Exact reproduction of the data is required, with images excluded.
= = = =
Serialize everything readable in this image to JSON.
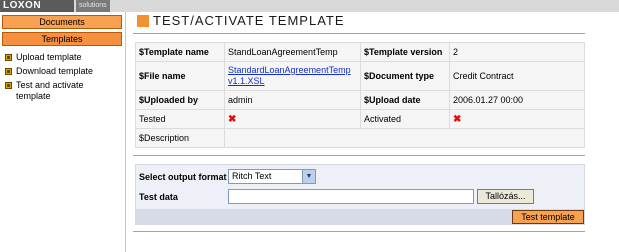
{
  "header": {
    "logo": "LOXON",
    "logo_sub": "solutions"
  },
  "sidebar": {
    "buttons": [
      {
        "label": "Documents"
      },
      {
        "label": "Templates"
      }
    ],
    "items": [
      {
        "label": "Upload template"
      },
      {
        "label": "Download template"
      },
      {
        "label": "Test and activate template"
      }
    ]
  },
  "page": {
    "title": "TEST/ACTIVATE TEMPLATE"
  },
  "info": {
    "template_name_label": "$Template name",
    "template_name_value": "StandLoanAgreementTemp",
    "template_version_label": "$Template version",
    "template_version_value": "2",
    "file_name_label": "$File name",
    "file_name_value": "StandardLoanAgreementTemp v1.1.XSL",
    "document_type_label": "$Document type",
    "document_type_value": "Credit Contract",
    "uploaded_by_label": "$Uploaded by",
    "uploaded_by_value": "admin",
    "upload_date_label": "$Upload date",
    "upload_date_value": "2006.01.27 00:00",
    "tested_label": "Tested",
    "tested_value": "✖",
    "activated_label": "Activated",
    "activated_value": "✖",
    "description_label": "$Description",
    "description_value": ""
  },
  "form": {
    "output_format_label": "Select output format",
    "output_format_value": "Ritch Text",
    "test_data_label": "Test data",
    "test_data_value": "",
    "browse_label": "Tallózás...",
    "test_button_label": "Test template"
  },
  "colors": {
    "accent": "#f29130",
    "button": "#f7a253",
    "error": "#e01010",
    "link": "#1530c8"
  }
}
= = = =
_Solution to the problem:_
Serialize everything readable in this image to JSON.
{
  "header": {
    "logo": "LOXON",
    "logo_sub": "solutions"
  },
  "sidebar": {
    "buttons": [
      {
        "label": "Documents"
      },
      {
        "label": "Templates"
      }
    ],
    "items": [
      {
        "label": "Upload template"
      },
      {
        "label": "Download template"
      },
      {
        "label": "Test and activate template"
      }
    ]
  },
  "page": {
    "title": "TEST/ACTIVATE TEMPLATE"
  },
  "info": {
    "template_name_label": "$Template name",
    "template_name_value": "StandLoanAgreementTemp",
    "template_version_label": "$Template version",
    "template_version_value": "2",
    "file_name_label": "$File name",
    "file_name_value": "StandardLoanAgreementTemp v1.1.XSL",
    "document_type_label": "$Document type",
    "document_type_value": "Credit Contract",
    "uploaded_by_label": "$Uploaded by",
    "uploaded_by_value": "admin",
    "upload_date_label": "$Upload date",
    "upload_date_value": "2006.01.27 00:00",
    "tested_label": "Tested",
    "tested_value": "✖",
    "activated_label": "Activated",
    "activated_value": "✖",
    "description_label": "$Description",
    "description_value": ""
  },
  "form": {
    "output_format_label": "Select output format",
    "output_format_value": "Ritch Text",
    "test_data_label": "Test data",
    "test_data_value": "",
    "browse_label": "Tallózás...",
    "test_button_label": "Test template"
  },
  "colors": {
    "accent": "#f29130",
    "button": "#f7a253",
    "error": "#e01010",
    "link": "#1530c8"
  }
}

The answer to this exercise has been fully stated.